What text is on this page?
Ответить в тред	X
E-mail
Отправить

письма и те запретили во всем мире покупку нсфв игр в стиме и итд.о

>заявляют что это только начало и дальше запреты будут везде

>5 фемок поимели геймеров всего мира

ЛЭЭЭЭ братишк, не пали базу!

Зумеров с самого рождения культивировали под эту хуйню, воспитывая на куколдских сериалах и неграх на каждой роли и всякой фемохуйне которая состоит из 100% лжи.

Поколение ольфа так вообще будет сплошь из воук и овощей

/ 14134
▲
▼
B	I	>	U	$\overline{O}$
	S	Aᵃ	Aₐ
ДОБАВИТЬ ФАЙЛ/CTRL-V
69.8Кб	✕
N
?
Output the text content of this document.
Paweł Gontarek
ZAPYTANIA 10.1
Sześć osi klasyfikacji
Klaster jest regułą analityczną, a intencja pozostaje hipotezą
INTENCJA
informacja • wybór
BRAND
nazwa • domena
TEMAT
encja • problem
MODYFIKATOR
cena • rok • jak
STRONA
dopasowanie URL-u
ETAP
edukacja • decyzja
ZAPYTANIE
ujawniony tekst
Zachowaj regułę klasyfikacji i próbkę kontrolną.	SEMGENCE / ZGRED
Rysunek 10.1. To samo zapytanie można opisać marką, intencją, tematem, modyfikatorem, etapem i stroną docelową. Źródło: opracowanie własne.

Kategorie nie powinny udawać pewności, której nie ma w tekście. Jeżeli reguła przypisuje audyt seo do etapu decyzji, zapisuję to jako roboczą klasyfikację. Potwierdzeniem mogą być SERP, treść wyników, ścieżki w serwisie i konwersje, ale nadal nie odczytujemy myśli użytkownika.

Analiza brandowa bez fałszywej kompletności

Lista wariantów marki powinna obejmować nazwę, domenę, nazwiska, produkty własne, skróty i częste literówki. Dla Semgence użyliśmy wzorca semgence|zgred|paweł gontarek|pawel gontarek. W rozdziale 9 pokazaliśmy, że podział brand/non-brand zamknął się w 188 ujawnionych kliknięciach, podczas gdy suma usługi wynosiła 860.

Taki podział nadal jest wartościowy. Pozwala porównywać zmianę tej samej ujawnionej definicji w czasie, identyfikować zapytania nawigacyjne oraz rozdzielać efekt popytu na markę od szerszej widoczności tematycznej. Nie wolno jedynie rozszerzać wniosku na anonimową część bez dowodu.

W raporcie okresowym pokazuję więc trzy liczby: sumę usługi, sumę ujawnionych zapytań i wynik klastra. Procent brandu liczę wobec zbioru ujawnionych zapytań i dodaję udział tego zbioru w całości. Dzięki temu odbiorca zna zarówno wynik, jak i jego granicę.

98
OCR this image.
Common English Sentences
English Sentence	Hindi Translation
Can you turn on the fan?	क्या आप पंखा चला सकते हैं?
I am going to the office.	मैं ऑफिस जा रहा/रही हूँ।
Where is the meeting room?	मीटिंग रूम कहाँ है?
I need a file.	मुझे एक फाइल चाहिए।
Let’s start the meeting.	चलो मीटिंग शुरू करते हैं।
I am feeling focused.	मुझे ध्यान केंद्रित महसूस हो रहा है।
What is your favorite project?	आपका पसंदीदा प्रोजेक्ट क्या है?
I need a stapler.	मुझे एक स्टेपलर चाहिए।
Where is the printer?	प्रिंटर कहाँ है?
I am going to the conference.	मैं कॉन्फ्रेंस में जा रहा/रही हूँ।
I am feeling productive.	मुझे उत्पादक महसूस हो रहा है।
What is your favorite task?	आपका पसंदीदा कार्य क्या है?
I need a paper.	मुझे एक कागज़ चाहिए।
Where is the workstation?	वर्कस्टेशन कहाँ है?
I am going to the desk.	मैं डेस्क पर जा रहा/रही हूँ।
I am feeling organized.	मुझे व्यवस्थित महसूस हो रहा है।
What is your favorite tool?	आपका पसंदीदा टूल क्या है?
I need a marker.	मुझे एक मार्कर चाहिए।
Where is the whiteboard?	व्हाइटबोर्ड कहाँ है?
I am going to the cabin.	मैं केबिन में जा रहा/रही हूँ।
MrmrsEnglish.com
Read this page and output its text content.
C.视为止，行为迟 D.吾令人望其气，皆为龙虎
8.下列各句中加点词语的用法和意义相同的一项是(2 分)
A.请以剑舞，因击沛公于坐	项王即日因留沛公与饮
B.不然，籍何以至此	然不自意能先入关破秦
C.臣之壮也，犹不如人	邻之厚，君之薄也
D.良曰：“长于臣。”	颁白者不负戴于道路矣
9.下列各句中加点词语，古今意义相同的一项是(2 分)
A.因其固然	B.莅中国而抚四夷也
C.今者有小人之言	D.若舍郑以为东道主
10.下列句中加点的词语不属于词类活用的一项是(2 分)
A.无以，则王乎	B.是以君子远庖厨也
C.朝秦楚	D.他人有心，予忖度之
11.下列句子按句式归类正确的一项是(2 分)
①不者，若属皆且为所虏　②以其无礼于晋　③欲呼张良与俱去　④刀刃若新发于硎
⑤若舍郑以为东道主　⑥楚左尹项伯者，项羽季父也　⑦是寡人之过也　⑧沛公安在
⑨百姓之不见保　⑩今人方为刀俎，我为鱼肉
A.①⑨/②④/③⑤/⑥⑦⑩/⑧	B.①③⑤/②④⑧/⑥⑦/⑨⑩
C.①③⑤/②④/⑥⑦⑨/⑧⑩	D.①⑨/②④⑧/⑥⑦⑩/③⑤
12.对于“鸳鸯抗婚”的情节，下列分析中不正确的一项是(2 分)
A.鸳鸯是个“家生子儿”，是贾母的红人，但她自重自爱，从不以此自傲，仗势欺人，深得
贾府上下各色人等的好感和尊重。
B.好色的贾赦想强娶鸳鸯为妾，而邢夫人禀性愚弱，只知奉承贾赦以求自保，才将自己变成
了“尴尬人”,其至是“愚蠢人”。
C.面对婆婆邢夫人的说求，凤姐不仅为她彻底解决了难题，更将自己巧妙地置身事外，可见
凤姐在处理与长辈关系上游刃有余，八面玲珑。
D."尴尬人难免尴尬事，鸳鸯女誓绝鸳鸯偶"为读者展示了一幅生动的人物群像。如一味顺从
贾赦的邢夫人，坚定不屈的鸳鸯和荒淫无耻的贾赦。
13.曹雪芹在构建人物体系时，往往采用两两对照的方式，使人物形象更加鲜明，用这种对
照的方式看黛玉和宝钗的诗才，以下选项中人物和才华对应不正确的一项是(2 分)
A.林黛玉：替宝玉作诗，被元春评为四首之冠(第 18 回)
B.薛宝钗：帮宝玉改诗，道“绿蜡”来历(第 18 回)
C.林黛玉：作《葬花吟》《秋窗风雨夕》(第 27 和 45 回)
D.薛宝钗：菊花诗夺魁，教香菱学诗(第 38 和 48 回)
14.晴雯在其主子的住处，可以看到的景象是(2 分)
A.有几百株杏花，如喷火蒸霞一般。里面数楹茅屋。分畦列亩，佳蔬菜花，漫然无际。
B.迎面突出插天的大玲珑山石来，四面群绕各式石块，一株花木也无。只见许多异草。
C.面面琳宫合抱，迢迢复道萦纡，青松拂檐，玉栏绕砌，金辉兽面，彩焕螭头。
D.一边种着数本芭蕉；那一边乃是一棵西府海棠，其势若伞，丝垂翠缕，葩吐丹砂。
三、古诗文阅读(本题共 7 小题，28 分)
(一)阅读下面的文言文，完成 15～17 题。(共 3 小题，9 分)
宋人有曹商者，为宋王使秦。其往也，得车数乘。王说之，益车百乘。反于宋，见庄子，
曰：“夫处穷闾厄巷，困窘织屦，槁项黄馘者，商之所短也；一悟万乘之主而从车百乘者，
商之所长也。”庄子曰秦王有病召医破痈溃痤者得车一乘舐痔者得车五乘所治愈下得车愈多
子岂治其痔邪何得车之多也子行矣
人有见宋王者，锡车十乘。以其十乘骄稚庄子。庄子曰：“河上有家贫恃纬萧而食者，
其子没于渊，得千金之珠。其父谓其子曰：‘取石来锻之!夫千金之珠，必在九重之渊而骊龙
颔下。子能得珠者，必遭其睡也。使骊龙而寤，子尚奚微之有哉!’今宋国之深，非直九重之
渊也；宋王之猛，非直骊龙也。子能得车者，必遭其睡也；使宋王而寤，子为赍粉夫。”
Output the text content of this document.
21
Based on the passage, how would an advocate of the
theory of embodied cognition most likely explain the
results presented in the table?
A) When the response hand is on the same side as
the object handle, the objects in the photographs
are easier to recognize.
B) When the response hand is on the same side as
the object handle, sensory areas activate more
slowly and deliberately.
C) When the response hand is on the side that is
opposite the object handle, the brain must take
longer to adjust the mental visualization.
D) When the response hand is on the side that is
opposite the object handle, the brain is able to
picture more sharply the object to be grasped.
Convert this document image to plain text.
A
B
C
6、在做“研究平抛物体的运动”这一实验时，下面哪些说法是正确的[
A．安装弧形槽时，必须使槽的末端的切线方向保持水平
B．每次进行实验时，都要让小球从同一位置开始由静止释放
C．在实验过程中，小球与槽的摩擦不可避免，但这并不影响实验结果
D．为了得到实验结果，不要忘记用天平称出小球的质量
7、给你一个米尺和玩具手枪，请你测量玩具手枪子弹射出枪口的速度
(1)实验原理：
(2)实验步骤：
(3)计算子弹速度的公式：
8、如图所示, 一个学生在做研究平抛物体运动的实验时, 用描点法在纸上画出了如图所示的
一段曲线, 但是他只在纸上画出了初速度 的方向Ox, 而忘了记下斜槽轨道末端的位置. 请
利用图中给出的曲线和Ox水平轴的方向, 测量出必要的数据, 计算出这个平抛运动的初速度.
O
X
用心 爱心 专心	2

^^^^^^^^

Extract every line that has the string "your" in it.

**EXERCISE OUTPUT:**
What is your favorite project?	आपका पसंदीदा प्रोजेक्ट क्या है?
What is your favorite task?	आपका पसंदीदा कार्य क्या है?
What is your favorite tool?	आपका पसंदीदा टूल क्या है?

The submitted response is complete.